Please render this data as a JSON list of strings, with one string for each line and blank lines left out. Leave the pictures out of the answer.

[START OF Rows]

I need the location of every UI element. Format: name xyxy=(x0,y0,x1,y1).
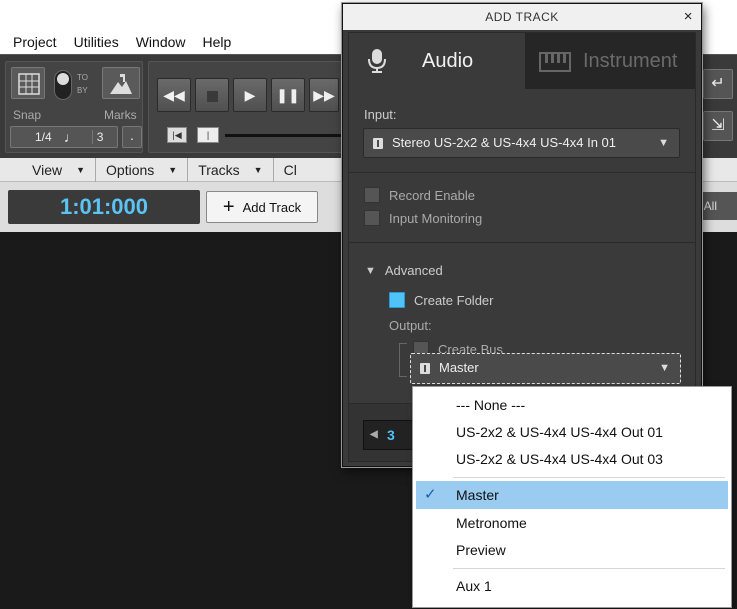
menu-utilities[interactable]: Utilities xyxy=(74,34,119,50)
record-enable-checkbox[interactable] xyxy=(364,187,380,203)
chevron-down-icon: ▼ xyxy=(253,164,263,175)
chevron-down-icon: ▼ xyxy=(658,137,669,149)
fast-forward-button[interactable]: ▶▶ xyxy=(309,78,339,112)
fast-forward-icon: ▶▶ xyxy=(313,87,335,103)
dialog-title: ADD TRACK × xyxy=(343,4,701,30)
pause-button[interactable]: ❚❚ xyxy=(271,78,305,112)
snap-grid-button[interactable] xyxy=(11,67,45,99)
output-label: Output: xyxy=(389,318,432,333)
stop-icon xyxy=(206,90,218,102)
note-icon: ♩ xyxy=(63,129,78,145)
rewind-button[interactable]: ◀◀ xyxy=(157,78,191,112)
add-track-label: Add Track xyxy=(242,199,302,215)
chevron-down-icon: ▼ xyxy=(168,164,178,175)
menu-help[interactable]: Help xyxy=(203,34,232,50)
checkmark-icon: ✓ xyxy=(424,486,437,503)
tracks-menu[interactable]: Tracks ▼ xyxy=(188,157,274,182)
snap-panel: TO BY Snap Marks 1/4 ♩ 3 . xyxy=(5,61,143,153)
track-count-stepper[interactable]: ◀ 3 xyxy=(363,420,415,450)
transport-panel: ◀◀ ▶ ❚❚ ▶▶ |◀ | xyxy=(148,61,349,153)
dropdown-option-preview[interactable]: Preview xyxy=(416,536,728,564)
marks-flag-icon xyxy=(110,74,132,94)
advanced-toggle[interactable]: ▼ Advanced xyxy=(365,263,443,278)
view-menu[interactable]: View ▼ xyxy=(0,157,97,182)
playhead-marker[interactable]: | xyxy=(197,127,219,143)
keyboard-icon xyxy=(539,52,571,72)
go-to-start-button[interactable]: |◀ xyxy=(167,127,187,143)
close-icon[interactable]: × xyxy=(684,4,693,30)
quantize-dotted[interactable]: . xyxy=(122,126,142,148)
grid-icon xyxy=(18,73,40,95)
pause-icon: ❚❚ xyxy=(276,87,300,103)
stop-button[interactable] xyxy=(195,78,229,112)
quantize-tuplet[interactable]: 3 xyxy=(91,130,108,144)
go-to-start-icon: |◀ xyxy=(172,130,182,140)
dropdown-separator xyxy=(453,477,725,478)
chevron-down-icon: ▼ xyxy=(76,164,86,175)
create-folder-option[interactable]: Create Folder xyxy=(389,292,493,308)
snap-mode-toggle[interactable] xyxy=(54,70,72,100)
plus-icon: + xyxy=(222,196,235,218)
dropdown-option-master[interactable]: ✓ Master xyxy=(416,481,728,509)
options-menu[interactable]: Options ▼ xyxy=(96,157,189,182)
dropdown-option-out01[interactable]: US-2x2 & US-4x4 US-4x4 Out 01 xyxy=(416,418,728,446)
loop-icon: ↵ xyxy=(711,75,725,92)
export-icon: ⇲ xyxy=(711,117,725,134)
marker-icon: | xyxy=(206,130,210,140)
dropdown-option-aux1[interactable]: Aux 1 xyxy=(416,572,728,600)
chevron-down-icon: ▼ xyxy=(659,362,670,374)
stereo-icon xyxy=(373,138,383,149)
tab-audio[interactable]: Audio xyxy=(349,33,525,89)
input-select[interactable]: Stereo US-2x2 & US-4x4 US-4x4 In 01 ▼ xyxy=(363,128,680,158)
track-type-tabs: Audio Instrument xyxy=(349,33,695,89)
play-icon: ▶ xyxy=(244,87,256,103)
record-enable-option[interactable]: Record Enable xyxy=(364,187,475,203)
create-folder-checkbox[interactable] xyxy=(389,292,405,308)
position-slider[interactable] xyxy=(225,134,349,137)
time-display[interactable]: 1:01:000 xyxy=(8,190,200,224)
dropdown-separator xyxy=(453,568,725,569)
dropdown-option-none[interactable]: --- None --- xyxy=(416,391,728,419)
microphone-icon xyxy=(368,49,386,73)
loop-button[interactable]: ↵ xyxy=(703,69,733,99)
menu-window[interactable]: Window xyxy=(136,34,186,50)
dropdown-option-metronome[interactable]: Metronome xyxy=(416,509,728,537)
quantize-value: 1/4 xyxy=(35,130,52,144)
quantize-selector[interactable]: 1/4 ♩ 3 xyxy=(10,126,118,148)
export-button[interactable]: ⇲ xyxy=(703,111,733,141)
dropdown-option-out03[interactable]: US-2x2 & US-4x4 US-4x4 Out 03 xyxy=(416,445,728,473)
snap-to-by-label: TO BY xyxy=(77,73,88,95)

[END OF Rows]

— Exercise response —
[
  "I need the location of every UI element. Format: name xyxy=(x0,y0,x1,y1).",
  "menu-utilities[interactable]: Utilities xyxy=(74,34,119,50)",
  "record-enable-checkbox[interactable] xyxy=(364,187,380,203)",
  "chevron-down-icon: ▼ xyxy=(253,164,263,175)",
  "chevron-down-icon: ▼ xyxy=(658,137,669,149)",
  "fast-forward-button[interactable]: ▶▶ xyxy=(309,78,339,112)",
  "fast-forward-icon: ▶▶ xyxy=(313,87,335,103)",
  "dialog-title: ADD TRACK × xyxy=(343,4,701,30)",
  "pause-button[interactable]: ❚❚ xyxy=(271,78,305,112)",
  "snap-grid-button[interactable] xyxy=(11,67,45,99)",
  "output-label: Output: xyxy=(389,318,432,333)",
  "stop-icon xyxy=(206,90,218,102)",
  "note-icon: ♩ xyxy=(63,129,78,145)",
  "rewind-button[interactable]: ◀◀ xyxy=(157,78,191,112)",
  "add-track-label: Add Track xyxy=(242,199,302,215)",
  "chevron-down-icon: ▼ xyxy=(168,164,178,175)",
  "menu-help[interactable]: Help xyxy=(203,34,232,50)",
  "checkmark-icon: ✓ xyxy=(424,486,437,503)",
  "tracks-menu[interactable]: Tracks ▼ xyxy=(188,157,274,182)",
  "snap-panel: TO BY Snap Marks 1/4 ♩ 3 . xyxy=(5,61,143,153)",
  "track-count-stepper[interactable]: ◀ 3 xyxy=(363,420,415,450)",
  "transport-panel: ◀◀ ▶ ❚❚ ▶▶ |◀ | xyxy=(148,61,349,153)",
  "dropdown-option-preview[interactable]: Preview xyxy=(416,536,728,564)",
  "marks-flag-icon xyxy=(110,74,132,94)",
  "advanced-toggle[interactable]: ▼ Advanced xyxy=(365,263,443,278)",
  "view-menu[interactable]: View ▼ xyxy=(0,157,97,182)",
  "playhead-marker[interactable]: | xyxy=(197,127,219,143)",
  "keyboard-icon xyxy=(539,52,571,72)",
  "go-to-start-button[interactable]: |◀ xyxy=(167,127,187,143)",
  "close-icon[interactable]: × xyxy=(684,4,693,30)",
  "quantize-dotted[interactable]: . xyxy=(122,126,142,148)",
  "grid-icon xyxy=(18,73,40,95)",
  "pause-icon: ❚❚ xyxy=(276,87,300,103)",
  "stop-button[interactable] xyxy=(195,78,229,112)",
  "quantize-tuplet[interactable]: 3 xyxy=(91,130,108,144)",
  "go-to-start-icon: |◀ xyxy=(172,130,182,140)",
  "dropdown-separator xyxy=(453,477,725,478)",
  "chevron-down-icon: ▼ xyxy=(76,164,86,175)",
  "create-folder-option[interactable]: Create Folder xyxy=(389,292,493,308)",
  "snap-mode-toggle[interactable] xyxy=(54,70,72,100)",
  "plus-icon: + xyxy=(222,196,235,218)",
  "dropdown-option-master[interactable]: ✓ Master xyxy=(416,481,728,509)",
  "options-menu[interactable]: Options ▼ xyxy=(96,157,189,182)",
  "dropdown-option-out01[interactable]: US-2x2 & US-4x4 US-4x4 Out 01 xyxy=(416,418,728,446)",
  "loop-icon: ↵ xyxy=(711,75,725,92)",
  "export-icon: ⇲ xyxy=(711,117,725,134)",
  "marker-icon: | xyxy=(206,130,210,140)",
  "dropdown-option-aux1[interactable]: Aux 1 xyxy=(416,572,728,600)",
  "chevron-down-icon: ▼ xyxy=(659,362,670,374)",
  "stereo-icon xyxy=(373,138,383,149)",
  "tab-audio[interactable]: Audio xyxy=(349,33,525,89)",
  "input-select[interactable]: Stereo US-2x2 & US-4x4 US-4x4 In 01 ▼ xyxy=(363,128,680,158)",
  "track-type-tabs: Audio Instrument xyxy=(349,33,695,89)",
  "play-icon: ▶ xyxy=(244,87,256,103)",
  "record-enable-option[interactable]: Record Enable xyxy=(364,187,475,203)",
  "create-folder-checkbox[interactable] xyxy=(389,292,405,308)",
  "position-slider[interactable] xyxy=(225,134,349,137)",
  "time-display[interactable]: 1:01:000 xyxy=(8,190,200,224)",
  "dropdown-separator xyxy=(453,568,725,569)",
  "dropdown-option-none[interactable]: --- None --- xyxy=(416,391,728,419)",
  "microphone-icon xyxy=(368,49,386,73)",
  "loop-button[interactable]: ↵ xyxy=(703,69,733,99)",
  "menu-window[interactable]: Window xyxy=(136,34,186,50)",
  "dropdown-option-metronome[interactable]: Metronome xyxy=(416,509,728,537)",
  "quantize-value: 1/4 xyxy=(35,130,52,144)",
  "quantize-selector[interactable]: 1/4 ♩ 3 xyxy=(10,126,118,148)",
  "export-button[interactable]: ⇲ xyxy=(703,111,733,141)",
  "dropdown-option-out03[interactable]: US-2x2 & US-4x4 US-4x4 Out 03 xyxy=(416,445,728,473)",
  "snap-to-by-label: TO BY xyxy=(77,73,88,95)"
]